> _Exercise instructions_:
Using the data below, determine the number of lines that include the string "EMPIRISCHE". Write only that number.

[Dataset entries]
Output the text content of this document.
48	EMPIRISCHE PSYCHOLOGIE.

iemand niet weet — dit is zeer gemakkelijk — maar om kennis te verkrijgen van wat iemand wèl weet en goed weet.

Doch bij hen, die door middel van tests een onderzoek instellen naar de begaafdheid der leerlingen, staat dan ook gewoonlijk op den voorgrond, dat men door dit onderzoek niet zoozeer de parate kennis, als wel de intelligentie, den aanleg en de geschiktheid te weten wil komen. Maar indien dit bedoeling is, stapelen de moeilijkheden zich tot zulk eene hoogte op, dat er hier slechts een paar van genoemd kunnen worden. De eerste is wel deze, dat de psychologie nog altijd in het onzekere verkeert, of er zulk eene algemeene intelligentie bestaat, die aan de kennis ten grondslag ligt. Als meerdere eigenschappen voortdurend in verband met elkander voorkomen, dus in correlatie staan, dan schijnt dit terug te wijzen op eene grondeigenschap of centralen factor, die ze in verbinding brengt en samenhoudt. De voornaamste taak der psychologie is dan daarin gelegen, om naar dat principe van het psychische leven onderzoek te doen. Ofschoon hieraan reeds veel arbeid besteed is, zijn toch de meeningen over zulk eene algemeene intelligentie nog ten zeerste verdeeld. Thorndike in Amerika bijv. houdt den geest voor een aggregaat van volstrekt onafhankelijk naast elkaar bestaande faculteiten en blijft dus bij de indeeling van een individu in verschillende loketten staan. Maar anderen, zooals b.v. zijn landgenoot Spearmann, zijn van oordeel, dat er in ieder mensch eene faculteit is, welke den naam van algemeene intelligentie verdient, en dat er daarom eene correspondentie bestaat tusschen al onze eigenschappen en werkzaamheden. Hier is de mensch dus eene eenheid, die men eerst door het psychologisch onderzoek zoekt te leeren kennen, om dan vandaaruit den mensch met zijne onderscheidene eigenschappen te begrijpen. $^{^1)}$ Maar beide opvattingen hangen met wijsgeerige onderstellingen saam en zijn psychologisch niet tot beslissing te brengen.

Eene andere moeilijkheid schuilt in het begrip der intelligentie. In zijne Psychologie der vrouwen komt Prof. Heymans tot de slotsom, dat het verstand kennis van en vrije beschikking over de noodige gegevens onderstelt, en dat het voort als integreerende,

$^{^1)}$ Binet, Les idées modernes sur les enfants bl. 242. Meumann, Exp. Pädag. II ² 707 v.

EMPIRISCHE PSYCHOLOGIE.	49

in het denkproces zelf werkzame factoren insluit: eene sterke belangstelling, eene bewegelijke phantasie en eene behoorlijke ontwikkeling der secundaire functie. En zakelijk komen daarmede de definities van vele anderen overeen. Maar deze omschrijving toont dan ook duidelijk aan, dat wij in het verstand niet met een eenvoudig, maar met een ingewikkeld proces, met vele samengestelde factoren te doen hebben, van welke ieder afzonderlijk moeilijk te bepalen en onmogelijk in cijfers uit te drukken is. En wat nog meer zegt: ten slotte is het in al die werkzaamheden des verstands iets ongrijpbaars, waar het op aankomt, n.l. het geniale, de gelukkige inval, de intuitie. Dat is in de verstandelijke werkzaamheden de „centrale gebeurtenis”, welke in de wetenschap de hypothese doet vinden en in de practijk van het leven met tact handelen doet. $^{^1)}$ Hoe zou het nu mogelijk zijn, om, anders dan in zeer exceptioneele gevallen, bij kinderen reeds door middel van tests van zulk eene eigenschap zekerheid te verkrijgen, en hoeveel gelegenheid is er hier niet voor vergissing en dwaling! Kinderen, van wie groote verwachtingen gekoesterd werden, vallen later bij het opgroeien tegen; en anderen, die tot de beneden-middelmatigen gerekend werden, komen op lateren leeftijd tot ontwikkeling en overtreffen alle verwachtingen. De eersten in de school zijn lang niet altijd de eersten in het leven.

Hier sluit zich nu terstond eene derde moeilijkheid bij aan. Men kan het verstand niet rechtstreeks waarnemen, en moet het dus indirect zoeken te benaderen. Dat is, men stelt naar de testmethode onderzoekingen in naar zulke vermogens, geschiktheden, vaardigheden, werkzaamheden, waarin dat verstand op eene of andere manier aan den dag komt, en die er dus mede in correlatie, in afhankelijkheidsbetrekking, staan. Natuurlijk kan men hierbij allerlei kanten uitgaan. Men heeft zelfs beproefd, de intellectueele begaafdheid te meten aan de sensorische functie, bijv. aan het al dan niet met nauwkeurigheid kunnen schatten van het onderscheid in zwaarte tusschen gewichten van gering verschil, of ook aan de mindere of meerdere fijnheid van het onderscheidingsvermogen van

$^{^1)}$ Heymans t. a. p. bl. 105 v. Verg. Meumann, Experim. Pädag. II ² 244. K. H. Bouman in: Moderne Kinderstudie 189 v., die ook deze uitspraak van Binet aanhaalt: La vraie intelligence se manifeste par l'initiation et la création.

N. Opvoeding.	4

> _Final answer_:
2